> **GIVEN PROBLEM**
Pick every line with "fullName" from the material below.

■ ■ ■ ■ ■ ■ ■

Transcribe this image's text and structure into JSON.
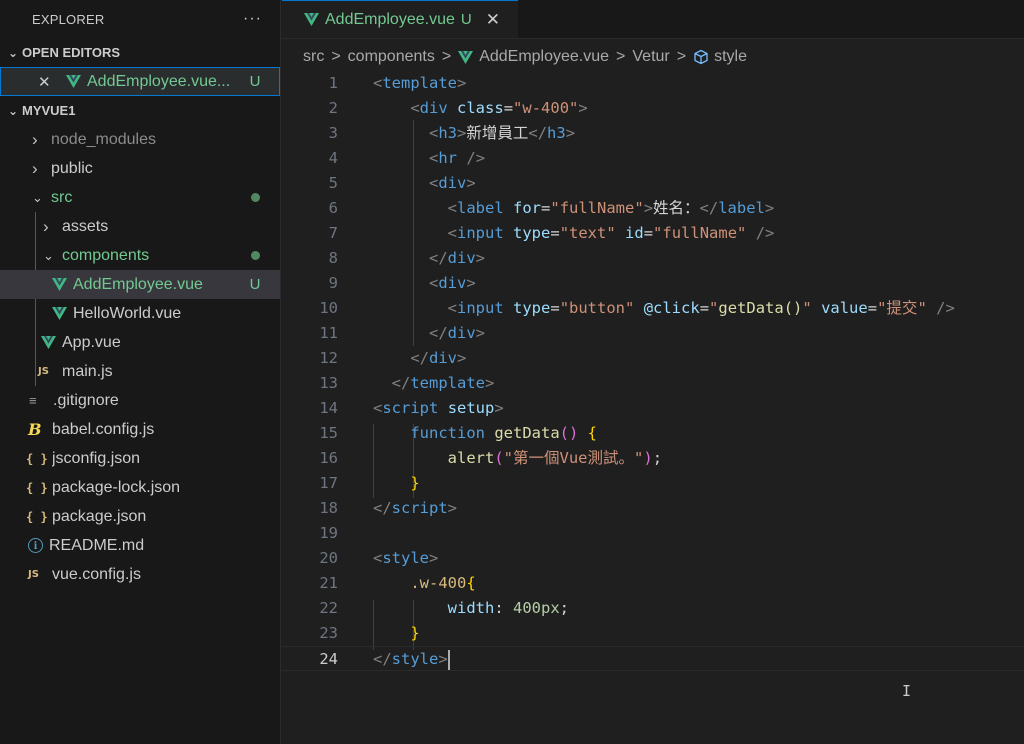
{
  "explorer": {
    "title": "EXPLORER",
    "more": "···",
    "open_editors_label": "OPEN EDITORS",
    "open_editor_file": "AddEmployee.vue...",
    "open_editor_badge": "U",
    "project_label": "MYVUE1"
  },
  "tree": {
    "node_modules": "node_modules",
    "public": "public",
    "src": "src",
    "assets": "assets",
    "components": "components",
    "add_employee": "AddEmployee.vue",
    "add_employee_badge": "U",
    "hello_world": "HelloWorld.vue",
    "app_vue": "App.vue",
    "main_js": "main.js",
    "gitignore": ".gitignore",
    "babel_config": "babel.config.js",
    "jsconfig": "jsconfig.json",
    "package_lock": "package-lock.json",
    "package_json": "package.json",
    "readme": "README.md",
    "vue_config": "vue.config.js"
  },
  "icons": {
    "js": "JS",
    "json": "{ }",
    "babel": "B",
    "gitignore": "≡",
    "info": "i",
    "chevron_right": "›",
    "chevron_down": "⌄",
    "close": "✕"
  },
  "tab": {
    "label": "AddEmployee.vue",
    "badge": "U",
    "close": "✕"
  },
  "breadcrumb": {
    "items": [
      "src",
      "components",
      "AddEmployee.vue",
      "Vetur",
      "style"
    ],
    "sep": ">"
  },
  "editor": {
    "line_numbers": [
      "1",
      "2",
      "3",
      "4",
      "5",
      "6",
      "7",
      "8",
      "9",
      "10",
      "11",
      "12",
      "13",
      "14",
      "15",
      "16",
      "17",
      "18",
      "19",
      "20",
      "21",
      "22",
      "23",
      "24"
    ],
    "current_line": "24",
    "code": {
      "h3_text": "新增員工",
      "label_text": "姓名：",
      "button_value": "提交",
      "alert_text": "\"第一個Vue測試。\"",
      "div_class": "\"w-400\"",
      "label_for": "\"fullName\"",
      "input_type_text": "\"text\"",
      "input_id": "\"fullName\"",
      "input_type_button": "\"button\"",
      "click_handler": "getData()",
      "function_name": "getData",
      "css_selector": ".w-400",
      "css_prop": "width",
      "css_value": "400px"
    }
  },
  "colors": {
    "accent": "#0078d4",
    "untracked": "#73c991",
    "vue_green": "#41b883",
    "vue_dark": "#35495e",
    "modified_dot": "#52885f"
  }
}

■ ■ ■ ■ ■ ■ ■

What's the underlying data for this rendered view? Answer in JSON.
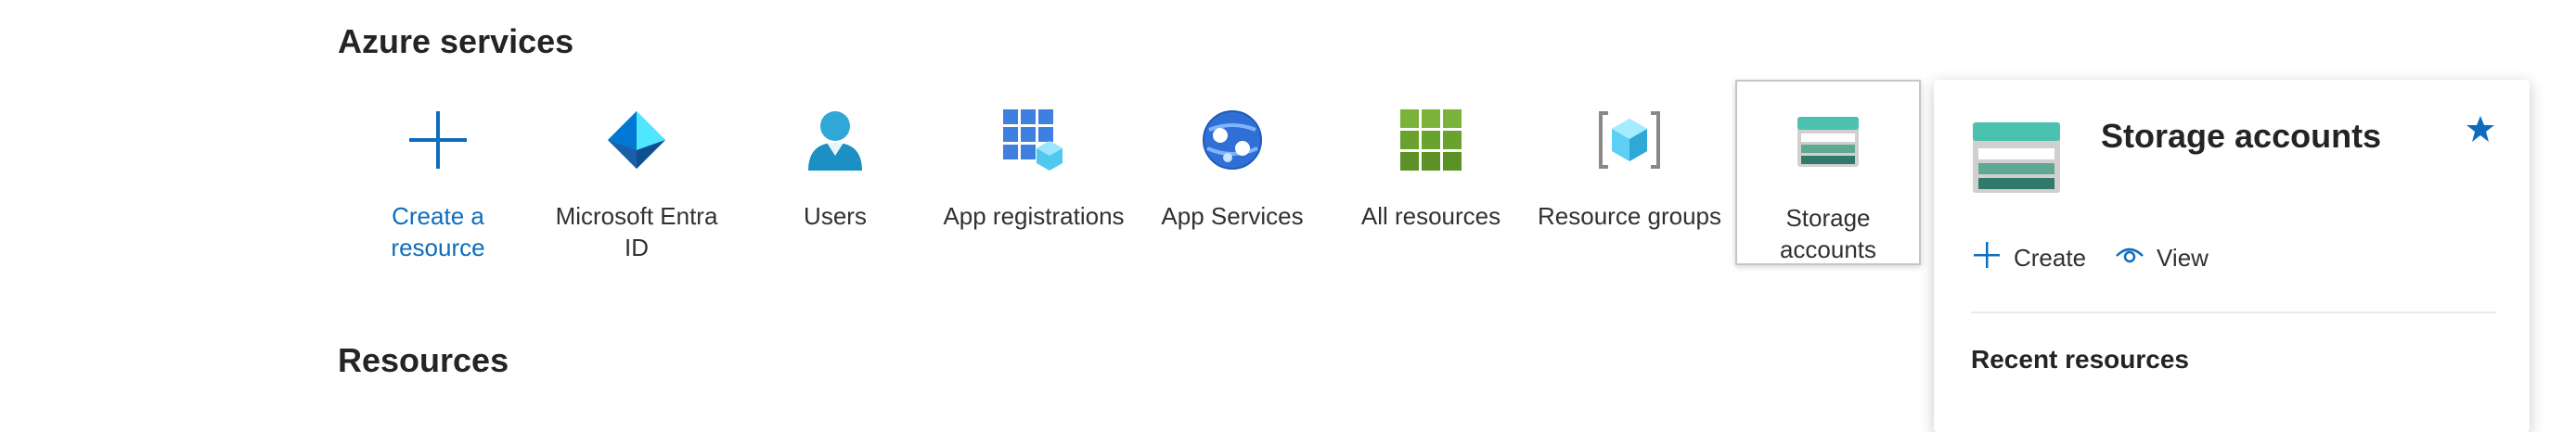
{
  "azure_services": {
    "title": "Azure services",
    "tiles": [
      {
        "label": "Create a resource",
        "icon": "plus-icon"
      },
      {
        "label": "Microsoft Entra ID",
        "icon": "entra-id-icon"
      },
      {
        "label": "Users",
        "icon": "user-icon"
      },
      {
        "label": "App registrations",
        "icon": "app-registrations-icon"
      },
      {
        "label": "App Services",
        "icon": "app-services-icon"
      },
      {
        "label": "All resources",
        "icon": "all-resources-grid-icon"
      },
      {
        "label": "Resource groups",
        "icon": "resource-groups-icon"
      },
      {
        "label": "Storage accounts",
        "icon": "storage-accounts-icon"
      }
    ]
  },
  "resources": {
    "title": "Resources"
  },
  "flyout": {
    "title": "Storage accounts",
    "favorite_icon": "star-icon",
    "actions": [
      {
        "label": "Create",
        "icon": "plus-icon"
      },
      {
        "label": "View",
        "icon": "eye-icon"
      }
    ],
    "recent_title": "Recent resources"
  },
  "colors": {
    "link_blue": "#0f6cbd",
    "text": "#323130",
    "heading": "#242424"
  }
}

■ ■ ■ ■ ■ ■ ■

> **THE COMPLETED TASK**
      "label_for": "\"fullName\"",
      "input_id": "\"fullName\"",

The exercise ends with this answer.